** BEGIN PAGE TEXT **
We will not know the full significance, for legal practice, of the acquittal of Simon Walsh of possession of extreme pornography for some time. However, the way the case has unfolded allows us to challenge some of the claims made by academic legal theorists who either supported legislation banning possession of extreme pornography, or at least felt that the concerns raised by so-called “liberal fundamentalists” (such as myself) were somewhat overwrought or unjustified.
Perhaps the most influential academic arguments in favour of the law came from Clare McGlynn and Erica Rackley. Although not particularly supportive of the final shape of the legislation, they didn’t see the law as fundamentally threatening to the general public or sexual minorities. They argued that a case like Walsh was unlikely to occur because the Director of Public Prosecutions had a veto on instituting prosecutions and were intending to use the law only occasionally. This is what they argued:
Listening to the concerns of those who have campaigned against the measures particularly from the sexual freedom organisations, it is possible to fear that large numbers of people will suddenly be made criminals. In practice, this seems unlikely. Proceedings for an offence may not be instituted without the consent of the DPP, as is the current position under the OPA and other similar forms of legislation… the government’s regulatory impact assessment suggested that the measures would cost little, largely because there would be so few prosecutions. The effect (if any) of the measures may ultimately prove to be more symbolic than real.
(McGlynn and Rackley, Criminalising, Extreme Pornography: A Lost Opportunity. Criminal Law Review 4: 245-260, 2009, p. 255-6)
Responding to the public outcry against the Walsh prosecution, the CPS contradicted this notion that they had any real choice in the matter. On Newsnight, Allison Saunders, Chief Crown Prosecutor for CPS London said:
We brought the case because there was sufficient evidence and when we looked at the case we found that there was evidence to prosecute the offence of possessing extreme pornography. What we looked at there was whether or not there was a pornographic image and the element of the act we prosecuted under was whether or not the image showed there was likely to be harm or injury caused.
** END PAGE TEXT **
** BEGIN RECORDS **
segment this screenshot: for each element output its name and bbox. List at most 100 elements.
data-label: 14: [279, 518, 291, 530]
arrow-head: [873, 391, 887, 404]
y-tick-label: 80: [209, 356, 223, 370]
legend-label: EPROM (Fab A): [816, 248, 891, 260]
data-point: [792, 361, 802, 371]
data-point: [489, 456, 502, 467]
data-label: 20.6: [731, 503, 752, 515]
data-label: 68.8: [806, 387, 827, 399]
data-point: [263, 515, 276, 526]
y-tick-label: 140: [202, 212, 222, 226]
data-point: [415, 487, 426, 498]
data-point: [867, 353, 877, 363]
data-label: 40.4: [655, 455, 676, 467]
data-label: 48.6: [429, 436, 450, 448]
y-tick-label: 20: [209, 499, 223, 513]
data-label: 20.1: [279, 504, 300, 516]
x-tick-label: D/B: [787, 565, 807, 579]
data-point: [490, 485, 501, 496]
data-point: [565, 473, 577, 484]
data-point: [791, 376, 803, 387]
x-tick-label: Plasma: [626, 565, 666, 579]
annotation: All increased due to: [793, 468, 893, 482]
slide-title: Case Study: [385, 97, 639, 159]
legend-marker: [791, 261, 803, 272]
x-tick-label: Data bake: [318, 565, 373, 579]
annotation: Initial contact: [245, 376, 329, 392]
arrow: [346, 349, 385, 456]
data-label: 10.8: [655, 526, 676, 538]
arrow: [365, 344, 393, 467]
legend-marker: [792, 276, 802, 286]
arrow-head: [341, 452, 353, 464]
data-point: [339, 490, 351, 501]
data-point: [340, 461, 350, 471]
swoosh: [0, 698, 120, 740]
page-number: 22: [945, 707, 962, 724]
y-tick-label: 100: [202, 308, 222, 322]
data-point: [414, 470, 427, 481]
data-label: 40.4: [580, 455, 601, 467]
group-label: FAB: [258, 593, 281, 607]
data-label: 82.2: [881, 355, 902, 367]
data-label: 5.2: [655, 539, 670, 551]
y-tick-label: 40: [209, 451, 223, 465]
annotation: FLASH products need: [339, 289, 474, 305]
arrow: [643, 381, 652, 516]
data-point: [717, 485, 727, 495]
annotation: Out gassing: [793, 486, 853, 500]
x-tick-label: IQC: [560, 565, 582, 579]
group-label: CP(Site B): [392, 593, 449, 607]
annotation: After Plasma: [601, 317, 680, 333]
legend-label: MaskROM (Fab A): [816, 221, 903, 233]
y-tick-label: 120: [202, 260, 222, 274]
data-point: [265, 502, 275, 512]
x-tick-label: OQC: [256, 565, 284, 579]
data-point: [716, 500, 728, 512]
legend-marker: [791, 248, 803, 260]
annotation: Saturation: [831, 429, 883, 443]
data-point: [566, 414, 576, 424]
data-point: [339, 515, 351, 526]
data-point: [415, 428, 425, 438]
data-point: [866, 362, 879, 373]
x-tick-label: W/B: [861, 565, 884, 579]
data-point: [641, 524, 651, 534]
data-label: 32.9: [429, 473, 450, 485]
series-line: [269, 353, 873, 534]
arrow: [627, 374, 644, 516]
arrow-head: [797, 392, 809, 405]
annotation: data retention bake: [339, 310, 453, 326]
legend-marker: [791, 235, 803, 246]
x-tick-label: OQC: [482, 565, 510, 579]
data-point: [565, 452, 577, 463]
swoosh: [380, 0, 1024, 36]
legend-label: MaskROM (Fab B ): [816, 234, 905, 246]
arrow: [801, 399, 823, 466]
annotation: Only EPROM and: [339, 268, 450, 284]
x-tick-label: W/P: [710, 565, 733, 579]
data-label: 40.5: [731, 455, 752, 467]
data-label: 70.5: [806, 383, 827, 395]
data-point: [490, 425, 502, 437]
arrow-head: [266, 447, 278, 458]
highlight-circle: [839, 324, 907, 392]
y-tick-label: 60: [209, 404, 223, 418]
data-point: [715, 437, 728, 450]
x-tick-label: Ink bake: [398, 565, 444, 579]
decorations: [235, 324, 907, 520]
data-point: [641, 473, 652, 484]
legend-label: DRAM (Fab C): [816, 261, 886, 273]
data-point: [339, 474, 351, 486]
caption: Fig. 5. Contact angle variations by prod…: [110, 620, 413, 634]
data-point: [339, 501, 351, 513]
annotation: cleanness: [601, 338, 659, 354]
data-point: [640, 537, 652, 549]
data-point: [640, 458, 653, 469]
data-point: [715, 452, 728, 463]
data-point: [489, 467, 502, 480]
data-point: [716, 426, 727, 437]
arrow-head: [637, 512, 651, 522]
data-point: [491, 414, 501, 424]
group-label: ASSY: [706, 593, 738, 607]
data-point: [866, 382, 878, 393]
** END RECORDS **
STATED EXERCISE 1: According to the commentary on the Simon Walsh acquittal, why did McGlynn and Rackley argue that a case like Walsh's was unlikely to occur?
STATED EXERCISE 2: Write out the part of the commentary on the Simon Walsh acquittal that opens with the words containing "We will not" and closes with "overwrought or unjustified.".

CORRECT OUTPUT 1: They argued it was unlikely because the Director of Public Prosecutions had a veto on instituting prosecutions and intended to use the law only occasionally. They also pointed to the government's regulatory impact assessment, which expected the measures to cost little because there would be so few prosecutions.

CORRECT OUTPUT 2:
We will not know the full significance, for legal practice, of the acquittal of Simon Walsh of possession of extreme pornography for some time. However, the way the case has unfolded allows us to challenge some of the claims made by academic legal theorists who either supported legislation banning possession of extreme pornography, or at least felt that the concerns raised by so-called “liberal fundamentalists” (such as myself) were somewhat overwrought or unjustified.